_Task goal_
Set down each line of the material that follows, exactly, with no pictures.

_Supplied records_

———

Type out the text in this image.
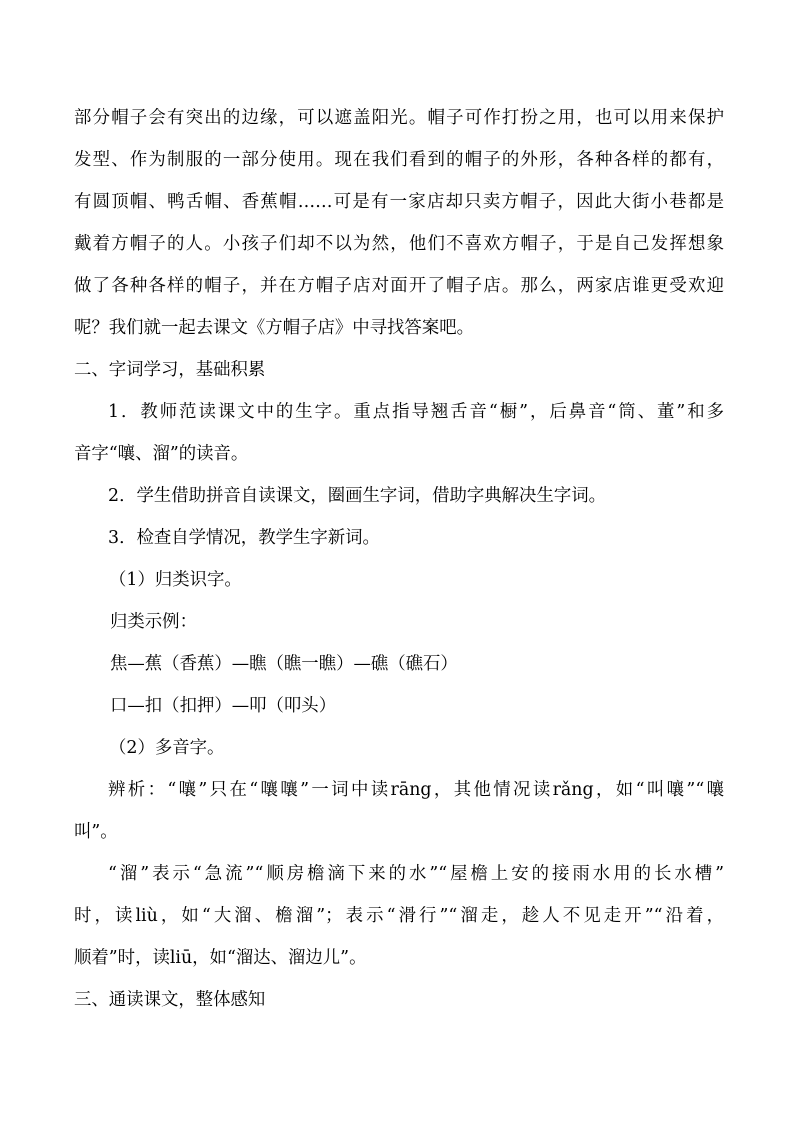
部分帽子会有突出的边缘，可以遮盖阳光。帽子可作打扮之用，也可以用来保护
发型、作为制服的一部分使用。现在我们看到的帽子的外形，各种各样的都有，
有圆顶帽、鸭舌帽、香蕉帽……可是有一家店却只卖方帽子，因此大街小巷都是
戴着方帽子的人。小孩子们却不以为然，他们不喜欢方帽子，于是自己发挥想象
做了各种各样的帽子，并在方帽子店对面开了帽子店。那么，两家店谁更受欢迎
呢？我们就一起去课文《方帽子店》中寻找答案吧。
二、字词学习，基础积累
1．教师范读课文中的生字。重点指导翘舌音“橱”，后鼻音“筒、董”和多
音字“嚷、溜”的读音。
2．学生借助拼音自读课文，圈画生字词，借助字典解决生字词。
3．检查自学情况，教学生字新词。
（1）归类识字。
归类示例：
焦—蕉（香蕉）—瞧（瞧一瞧）—礁（礁石）
口—扣（扣押）—叩（叩头）
（2）多音字。
辨析：“嚷”只在“嚷嚷”一词中读rāng，其他情况读rǎng，如“叫嚷”“嚷
叫”。
“溜”表示“急流”“顺房檐滴下来的水”“屋檐上安的接雨水用的长水槽”
时，读liù，如“大溜、檐溜”；表示“滑行”“溜走，趁人不见走开”“沿着，
顺着”时，读liū，如“溜达、溜边儿”。
三、通读课文，整体感知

———

_Expected output_
Type out the text in this image.
部分帽子会有突出的边缘，可以遮盖阳光。帽子可作打扮之用，也可以用来保护
发型、作为制服的一部分使用。现在我们看到的帽子的外形，各种各样的都有，
有圆顶帽、鸭舌帽、香蕉帽……可是有一家店却只卖方帽子，因此大街小巷都是
戴着方帽子的人。小孩子们却不以为然，他们不喜欢方帽子，于是自己发挥想象
做了各种各样的帽子，并在方帽子店对面开了帽子店。那么，两家店谁更受欢迎
呢？我们就一起去课文《方帽子店》中寻找答案吧。
二、字词学习，基础积累
1．教师范读课文中的生字。重点指导翘舌音“橱”，后鼻音“筒、董”和多
音字“嚷、溜”的读音。
2．学生借助拼音自读课文，圈画生字词，借助字典解决生字词。
3．检查自学情况，教学生字新词。
（1）归类识字。
归类示例：
焦—蕉（香蕉）—瞧（瞧一瞧）—礁（礁石）
口—扣（扣押）—叩（叩头）
（2）多音字。
辨析：“嚷”只在“嚷嚷”一词中读rāng，其他情况读rǎng，如“叫嚷”“嚷
叫”。
“溜”表示“急流”“顺房檐滴下来的水”“屋檐上安的接雨水用的长水槽”
时，读liù，如“大溜、檐溜”；表示“滑行”“溜走，趁人不见走开”“沿着，
顺着”时，读liū，如“溜达、溜边儿”。
三、通读课文，整体感知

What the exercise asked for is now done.